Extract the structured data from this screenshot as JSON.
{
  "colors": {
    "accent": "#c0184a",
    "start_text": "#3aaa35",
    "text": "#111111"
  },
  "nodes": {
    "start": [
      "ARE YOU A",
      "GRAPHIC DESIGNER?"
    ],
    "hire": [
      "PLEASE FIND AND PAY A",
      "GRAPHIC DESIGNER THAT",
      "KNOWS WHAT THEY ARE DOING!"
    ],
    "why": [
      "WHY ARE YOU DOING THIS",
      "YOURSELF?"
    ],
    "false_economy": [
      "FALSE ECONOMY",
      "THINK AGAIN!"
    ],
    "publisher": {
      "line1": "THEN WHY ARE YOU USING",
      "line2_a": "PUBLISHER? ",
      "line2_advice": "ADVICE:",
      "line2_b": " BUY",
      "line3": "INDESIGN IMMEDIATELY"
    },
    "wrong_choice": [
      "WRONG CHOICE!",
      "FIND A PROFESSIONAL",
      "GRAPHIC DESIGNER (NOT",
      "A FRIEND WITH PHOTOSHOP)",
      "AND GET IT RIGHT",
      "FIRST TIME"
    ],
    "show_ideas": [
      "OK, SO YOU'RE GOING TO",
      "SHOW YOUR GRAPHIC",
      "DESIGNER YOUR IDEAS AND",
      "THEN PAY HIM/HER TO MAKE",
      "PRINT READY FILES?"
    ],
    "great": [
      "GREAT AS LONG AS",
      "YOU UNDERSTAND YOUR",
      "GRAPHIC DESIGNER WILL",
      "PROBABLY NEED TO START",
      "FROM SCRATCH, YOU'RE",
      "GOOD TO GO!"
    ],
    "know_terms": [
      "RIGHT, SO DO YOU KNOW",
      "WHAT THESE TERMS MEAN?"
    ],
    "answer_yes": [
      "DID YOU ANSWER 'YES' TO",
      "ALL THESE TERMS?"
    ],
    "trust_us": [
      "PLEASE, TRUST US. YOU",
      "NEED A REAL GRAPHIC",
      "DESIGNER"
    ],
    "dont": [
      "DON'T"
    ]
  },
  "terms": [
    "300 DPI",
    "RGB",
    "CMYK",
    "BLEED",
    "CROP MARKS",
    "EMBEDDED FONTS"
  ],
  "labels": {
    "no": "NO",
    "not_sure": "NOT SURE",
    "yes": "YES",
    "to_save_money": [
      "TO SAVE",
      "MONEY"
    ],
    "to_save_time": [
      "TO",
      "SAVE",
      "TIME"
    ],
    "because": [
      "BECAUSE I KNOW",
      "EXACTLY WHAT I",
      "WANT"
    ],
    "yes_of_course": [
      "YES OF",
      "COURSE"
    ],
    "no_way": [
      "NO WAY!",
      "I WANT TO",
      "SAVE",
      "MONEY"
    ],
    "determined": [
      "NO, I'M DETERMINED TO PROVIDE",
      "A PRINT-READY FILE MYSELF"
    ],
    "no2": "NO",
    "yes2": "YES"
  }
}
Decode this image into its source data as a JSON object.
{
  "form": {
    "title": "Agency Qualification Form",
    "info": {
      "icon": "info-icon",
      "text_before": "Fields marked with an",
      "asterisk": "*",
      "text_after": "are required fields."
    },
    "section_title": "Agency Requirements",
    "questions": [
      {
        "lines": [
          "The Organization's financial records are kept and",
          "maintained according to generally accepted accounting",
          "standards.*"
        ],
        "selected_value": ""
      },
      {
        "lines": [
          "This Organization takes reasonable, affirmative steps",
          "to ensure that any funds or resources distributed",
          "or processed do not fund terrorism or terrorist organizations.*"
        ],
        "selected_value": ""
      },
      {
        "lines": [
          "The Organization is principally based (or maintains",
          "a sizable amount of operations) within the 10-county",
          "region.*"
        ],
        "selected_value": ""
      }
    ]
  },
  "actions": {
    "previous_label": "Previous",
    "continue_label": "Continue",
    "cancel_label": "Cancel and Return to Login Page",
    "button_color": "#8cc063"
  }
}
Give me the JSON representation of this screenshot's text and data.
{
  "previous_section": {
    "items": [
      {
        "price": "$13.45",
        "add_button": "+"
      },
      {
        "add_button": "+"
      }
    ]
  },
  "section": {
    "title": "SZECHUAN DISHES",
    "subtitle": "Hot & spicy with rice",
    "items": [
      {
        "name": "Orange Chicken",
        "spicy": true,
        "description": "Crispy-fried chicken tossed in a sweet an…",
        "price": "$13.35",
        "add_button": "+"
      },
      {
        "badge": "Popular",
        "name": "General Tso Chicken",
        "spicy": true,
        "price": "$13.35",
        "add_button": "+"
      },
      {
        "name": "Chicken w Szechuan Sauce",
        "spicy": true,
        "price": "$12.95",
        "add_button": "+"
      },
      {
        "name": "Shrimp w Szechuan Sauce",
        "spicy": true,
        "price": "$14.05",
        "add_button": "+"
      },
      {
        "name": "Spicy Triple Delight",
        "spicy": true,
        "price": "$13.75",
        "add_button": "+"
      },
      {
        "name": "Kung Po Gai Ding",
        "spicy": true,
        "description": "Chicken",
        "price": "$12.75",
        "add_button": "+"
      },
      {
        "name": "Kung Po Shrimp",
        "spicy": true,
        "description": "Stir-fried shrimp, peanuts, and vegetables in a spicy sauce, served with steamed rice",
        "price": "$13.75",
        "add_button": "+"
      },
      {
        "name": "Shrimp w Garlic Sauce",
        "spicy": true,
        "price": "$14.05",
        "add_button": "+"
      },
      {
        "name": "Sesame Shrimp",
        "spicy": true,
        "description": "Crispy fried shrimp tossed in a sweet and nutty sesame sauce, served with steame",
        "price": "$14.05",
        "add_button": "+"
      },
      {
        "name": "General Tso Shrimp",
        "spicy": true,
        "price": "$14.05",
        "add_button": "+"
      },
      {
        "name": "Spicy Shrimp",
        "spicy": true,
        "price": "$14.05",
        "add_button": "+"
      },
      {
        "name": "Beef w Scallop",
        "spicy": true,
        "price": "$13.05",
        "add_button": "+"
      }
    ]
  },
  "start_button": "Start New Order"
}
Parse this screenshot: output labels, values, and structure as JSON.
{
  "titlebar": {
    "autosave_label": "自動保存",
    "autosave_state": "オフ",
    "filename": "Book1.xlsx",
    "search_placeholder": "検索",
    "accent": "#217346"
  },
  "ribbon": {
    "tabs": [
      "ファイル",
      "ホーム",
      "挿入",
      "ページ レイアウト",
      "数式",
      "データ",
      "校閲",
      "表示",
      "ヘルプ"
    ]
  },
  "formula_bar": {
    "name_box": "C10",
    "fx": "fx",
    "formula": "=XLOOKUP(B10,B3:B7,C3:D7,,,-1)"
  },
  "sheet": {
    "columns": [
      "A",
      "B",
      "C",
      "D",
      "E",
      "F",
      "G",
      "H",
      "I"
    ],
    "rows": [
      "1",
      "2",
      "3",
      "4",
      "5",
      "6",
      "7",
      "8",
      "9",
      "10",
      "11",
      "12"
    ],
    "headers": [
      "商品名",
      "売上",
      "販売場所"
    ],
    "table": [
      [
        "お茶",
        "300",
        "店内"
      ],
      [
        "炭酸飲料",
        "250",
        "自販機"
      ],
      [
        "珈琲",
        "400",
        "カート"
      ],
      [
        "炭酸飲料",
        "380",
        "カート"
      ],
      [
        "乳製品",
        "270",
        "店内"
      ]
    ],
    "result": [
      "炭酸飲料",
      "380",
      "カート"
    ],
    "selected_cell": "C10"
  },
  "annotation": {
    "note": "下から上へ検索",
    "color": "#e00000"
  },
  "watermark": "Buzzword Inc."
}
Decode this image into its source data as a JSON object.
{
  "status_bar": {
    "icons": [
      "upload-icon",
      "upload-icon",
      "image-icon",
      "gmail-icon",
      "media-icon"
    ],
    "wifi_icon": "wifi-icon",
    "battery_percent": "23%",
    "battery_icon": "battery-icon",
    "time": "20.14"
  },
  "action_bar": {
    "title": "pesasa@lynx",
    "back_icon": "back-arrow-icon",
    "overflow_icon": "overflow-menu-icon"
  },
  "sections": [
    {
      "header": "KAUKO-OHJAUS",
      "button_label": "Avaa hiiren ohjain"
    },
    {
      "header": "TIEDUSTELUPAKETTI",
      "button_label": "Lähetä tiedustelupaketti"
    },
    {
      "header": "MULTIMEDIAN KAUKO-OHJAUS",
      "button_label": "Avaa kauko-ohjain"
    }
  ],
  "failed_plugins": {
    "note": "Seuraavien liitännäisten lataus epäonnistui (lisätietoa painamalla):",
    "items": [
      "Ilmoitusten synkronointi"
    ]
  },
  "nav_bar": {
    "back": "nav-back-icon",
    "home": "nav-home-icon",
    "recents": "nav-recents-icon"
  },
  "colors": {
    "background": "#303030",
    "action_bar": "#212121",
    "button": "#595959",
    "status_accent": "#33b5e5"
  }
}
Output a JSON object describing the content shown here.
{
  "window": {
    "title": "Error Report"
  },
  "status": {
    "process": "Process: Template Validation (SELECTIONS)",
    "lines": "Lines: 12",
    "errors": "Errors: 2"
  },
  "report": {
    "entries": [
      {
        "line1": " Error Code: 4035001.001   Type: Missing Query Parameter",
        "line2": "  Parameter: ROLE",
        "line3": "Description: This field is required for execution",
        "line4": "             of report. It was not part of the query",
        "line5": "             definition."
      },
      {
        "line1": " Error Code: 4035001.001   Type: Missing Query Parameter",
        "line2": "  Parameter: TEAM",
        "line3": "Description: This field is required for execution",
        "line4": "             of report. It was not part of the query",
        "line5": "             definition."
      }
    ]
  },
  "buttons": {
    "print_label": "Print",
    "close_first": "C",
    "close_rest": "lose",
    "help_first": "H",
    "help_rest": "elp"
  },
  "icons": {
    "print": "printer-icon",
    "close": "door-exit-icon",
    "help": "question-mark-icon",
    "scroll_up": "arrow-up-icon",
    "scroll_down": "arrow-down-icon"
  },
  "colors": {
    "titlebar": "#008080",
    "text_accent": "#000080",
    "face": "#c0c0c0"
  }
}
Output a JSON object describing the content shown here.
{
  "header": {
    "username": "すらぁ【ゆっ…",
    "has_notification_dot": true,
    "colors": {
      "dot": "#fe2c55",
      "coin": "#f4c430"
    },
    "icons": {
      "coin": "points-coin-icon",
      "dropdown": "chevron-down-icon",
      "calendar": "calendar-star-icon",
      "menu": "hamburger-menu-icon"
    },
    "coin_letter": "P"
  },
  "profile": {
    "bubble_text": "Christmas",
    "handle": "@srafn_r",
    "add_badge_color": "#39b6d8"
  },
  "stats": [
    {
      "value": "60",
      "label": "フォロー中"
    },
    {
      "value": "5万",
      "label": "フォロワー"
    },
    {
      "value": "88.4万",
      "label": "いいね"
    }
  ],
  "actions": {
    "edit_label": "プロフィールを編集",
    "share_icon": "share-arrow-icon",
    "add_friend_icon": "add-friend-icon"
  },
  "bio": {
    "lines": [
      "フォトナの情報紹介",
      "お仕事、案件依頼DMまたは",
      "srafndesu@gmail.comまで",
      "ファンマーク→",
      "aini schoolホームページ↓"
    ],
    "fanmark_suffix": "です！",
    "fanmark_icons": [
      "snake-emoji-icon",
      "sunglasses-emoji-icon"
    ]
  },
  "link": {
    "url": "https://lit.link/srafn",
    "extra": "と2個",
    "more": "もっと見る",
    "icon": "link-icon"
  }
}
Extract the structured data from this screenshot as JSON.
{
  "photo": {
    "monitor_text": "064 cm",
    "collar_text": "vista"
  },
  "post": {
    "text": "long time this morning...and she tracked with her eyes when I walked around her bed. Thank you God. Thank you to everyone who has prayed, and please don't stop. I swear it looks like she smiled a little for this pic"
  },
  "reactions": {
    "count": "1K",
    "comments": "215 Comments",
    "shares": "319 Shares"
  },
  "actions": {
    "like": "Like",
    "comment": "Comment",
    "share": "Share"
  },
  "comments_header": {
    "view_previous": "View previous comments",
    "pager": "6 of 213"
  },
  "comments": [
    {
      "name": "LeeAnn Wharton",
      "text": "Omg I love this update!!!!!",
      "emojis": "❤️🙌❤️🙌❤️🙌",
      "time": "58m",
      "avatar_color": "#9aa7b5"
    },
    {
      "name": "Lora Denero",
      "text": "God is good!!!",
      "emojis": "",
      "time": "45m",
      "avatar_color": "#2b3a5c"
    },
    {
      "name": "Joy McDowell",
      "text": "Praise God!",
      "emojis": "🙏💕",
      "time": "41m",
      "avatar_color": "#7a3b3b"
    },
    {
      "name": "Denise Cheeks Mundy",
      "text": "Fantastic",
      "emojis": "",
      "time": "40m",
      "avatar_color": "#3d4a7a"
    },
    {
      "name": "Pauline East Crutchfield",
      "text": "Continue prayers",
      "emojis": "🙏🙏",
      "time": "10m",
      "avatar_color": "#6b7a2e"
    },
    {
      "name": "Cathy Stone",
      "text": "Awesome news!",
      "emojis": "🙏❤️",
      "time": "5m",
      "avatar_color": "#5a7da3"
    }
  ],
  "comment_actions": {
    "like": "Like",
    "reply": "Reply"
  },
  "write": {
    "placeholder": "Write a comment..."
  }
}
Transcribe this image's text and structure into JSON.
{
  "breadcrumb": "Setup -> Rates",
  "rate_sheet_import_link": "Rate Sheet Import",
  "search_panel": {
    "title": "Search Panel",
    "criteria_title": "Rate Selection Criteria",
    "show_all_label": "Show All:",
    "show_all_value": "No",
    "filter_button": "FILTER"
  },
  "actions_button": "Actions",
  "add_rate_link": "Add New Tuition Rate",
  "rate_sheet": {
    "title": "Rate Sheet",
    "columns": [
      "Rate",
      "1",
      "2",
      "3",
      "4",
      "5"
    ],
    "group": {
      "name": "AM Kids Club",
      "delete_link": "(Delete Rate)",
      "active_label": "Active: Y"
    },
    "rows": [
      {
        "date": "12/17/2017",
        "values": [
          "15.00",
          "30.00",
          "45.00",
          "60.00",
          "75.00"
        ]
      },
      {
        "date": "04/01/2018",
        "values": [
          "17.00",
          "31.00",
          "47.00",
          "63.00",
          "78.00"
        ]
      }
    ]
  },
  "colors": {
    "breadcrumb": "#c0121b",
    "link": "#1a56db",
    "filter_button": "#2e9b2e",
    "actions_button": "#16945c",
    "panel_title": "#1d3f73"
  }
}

- - - - -

◆ Aim ◆
Repeat only the lines from the one holding "Transcribe this image's" through the last line of the data.

◆ Answer to the problem ◆
Transcribe this image's text and structure into JSON.
{
  "breadcrumb": "Setup -> Rates",
  "rate_sheet_import_link": "Rate Sheet Import",
  "search_panel": {
    "title": "Search Panel",
    "criteria_title": "Rate Selection Criteria",
    "show_all_label": "Show All:",
    "show_all_value": "No",
    "filter_button": "FILTER"
  },
  "actions_button": "Actions",
  "add_rate_link": "Add New Tuition Rate",
  "rate_sheet": {
    "title": "Rate Sheet",
    "columns": [
      "Rate",
      "1",
      "2",
      "3",
      "4",
      "5"
    ],
    "group": {
      "name": "AM Kids Club",
      "delete_link": "(Delete Rate)",
      "active_label": "Active: Y"
    },
    "rows": [
      {
        "date": "12/17/2017",
        "values": [
          "15.00",
          "30.00",
          "45.00",
          "60.00",
          "75.00"
        ]
      },
      {
        "date": "04/01/2018",
        "values": [
          "17.00",
          "31.00",
          "47.00",
          "63.00",
          "78.00"
        ]
      }
    ]
  },
  "colors": {
    "breadcrumb": "#c0121b",
    "link": "#1a56db",
    "filter_button": "#2e9b2e",
    "actions_button": "#16945c",
    "panel_title": "#1d3f73"
  }
}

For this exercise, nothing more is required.